I've contacted the NJ Board of Professional Engineers & Land Surveyors and posed this very question. In their opinion, this would indeed constitute "under my direction".
 

iceworm

Curmudgeon still using printed IEEE Color Books
Location
North of the 65 parallel
Occupation
EE (Field - as little design as possible)
If you were to review a design by someone else and exchange redlined documents until it is done the way you would have; would that satisfy the "under my direction" clause of the law?

I reviewed what I said: and it does sound like I was slapping at you. My bad. I could have phrased it better. I agree what you suggest would satisfy me. In fact, doesn't even have to be "My Way" - Just sufficient to meet code minimum, satisfy customer expectations, and not be dangerous - oh yeah, also no felonies.

My dad, general contractor (un-named speciality market) commented once (paraphrasing his words), "We aren't any different than evening workers. If the customer has money, we generally have time." He thought a bit and then added, "No felonies though".

ice
 

ggunn

PE (Electrical), NABCEP certified
Location
Austin, TX, USA
Occupation
Electrical Engineer - Photovoltaic Systems
I reviewed what I said: and it does sound like I was slapping at you. My bad. I could have phrased it better. I agree what you suggest would satisfy me. In fact, doesn't even have to be "My Way" - Just sufficient to meet code minimum, satisfy customer expectations, and not be dangerous - oh yeah, also no felonies.

> **Dataset**
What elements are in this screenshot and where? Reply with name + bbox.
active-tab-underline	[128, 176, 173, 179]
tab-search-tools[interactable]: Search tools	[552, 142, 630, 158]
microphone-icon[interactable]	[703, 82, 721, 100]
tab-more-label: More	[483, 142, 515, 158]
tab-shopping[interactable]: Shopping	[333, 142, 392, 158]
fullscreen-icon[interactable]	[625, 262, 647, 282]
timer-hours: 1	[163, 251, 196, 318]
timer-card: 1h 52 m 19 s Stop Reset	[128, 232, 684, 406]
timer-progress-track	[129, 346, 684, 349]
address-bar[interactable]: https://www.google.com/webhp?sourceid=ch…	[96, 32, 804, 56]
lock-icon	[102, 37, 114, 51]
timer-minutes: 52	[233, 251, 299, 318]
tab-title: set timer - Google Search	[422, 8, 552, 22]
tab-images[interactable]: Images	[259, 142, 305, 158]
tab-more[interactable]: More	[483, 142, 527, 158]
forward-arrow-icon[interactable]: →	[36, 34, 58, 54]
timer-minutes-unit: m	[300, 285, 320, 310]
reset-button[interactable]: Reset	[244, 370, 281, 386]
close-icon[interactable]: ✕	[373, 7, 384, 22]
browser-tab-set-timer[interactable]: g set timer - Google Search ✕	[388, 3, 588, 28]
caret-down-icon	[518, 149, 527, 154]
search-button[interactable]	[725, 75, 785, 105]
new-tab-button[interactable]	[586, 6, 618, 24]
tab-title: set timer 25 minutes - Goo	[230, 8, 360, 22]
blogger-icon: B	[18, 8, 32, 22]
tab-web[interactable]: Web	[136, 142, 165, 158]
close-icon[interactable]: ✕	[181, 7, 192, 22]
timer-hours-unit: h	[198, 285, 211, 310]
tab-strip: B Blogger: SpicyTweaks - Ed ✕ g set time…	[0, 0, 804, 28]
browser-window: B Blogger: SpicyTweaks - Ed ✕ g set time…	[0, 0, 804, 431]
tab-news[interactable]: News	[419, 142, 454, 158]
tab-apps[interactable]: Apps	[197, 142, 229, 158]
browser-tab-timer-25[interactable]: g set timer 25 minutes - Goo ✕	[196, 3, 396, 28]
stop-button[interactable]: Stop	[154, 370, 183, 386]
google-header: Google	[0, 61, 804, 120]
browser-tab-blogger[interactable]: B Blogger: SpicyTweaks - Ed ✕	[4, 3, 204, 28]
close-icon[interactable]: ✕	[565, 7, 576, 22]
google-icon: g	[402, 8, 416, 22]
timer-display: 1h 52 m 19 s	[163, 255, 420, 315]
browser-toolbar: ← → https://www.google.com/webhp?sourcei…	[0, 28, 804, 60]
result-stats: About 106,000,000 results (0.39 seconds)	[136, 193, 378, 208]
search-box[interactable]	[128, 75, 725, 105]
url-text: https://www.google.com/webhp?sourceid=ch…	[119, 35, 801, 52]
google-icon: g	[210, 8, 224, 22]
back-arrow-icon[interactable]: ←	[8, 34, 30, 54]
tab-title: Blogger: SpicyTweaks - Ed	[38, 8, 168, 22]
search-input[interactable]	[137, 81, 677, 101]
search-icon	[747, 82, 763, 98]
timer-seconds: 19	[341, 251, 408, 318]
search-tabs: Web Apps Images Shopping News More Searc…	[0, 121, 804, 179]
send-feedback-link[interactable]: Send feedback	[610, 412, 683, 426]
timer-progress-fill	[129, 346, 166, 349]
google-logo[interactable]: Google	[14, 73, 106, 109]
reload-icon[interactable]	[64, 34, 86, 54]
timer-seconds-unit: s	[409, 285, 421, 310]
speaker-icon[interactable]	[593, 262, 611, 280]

> **Task list**
1. Update the forum thread between "If you were" and "of the law?", inclusive, replacing "redlined documents" with "marked-up drawings".
2. In the forum thread, which board did the writer of the first post contact about the "under my direction" question?

> **Solutions below**
1.
If you were to review a design by someone else and exchange marked-up drawings until it is done the way you would have; would that satisfy the "under my direction" clause of the law?

2. The NJ Board of Professional Engineers & Land Surveyors.